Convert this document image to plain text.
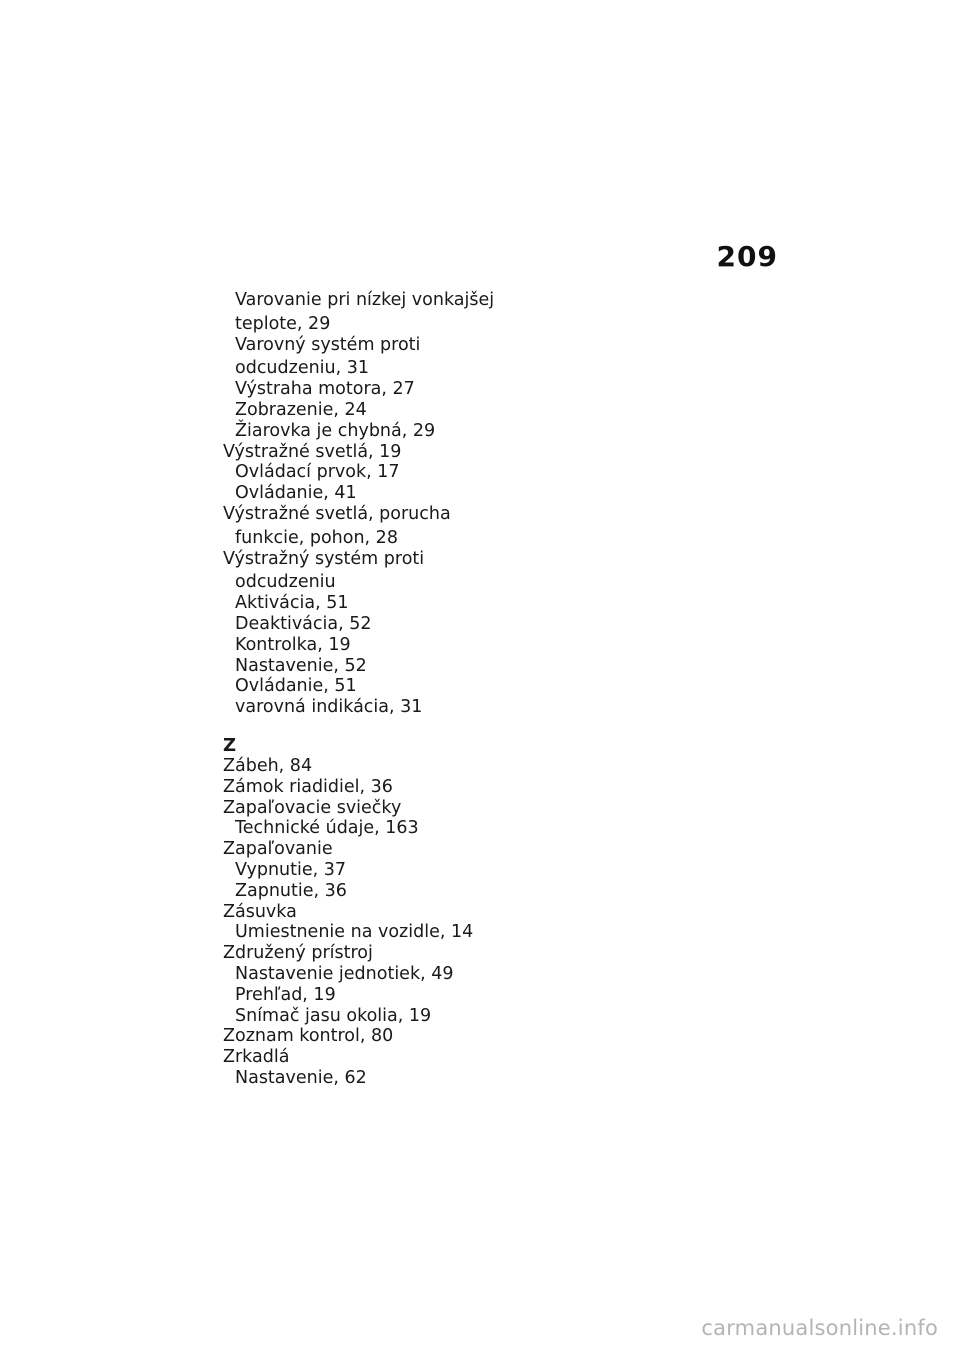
209
Varovanie pri nízkej vonkajšej
teplote, 29
Varovný systém proti
odcudzeniu, 31
Výstraha motora, 27
Zobrazenie, 24
Žiarovka je chybná, 29
Výstražné svetlá, 19
Ovládací prvok, 17
Ovládanie, 41
Výstražné svetlá, porucha
funkcie, pohon, 28
Výstražný systém proti
odcudzeniu
Aktivácia, 51
Deaktivácia, 52
Kontrolka, 19
Nastavenie, 52
Ovládanie, 51
varovná indikácia, 31
Z
Zábeh, 84
Zámok riadidiel, 36
Zapaľovacie sviečky
Technické údaje, 163
Zapaľovanie
Vypnutie, 37
Zapnutie, 36
Zásuvka
Umiestnenie na vozidle, 14
Združený prístroj
Nastavenie jednotiek, 49
Prehľad, 19
Snímač jasu okolia, 19
Zoznam kontrol, 80
Zrkadlá
Nastavenie, 62
carmanualsonline.info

------------------------------------------------

Copy the whole of the material above exactly, but not its images.

Convert this document image to plain text.
209
Varovanie pri nízkej vonkajšej
teplote, 29
Varovný systém proti
odcudzeniu, 31
Výstraha motora, 27
Zobrazenie, 24
Žiarovka je chybná, 29
Výstražné svetlá, 19
Ovládací prvok, 17
Ovládanie, 41
Výstražné svetlá, porucha
funkcie, pohon, 28
Výstražný systém proti
odcudzeniu
Aktivácia, 51
Deaktivácia, 52
Kontrolka, 19
Nastavenie, 52
Ovládanie, 51
varovná indikácia, 31
Z
Zábeh, 84
Zámok riadidiel, 36
Zapaľovacie sviečky
Technické údaje, 163
Zapaľovanie
Vypnutie, 37
Zapnutie, 36
Zásuvka
Umiestnenie na vozidle, 14
Združený prístroj
Nastavenie jednotiek, 49
Prehľad, 19
Snímač jasu okolia, 19
Zoznam kontrol, 80
Zrkadlá
Nastavenie, 62
carmanualsonline.info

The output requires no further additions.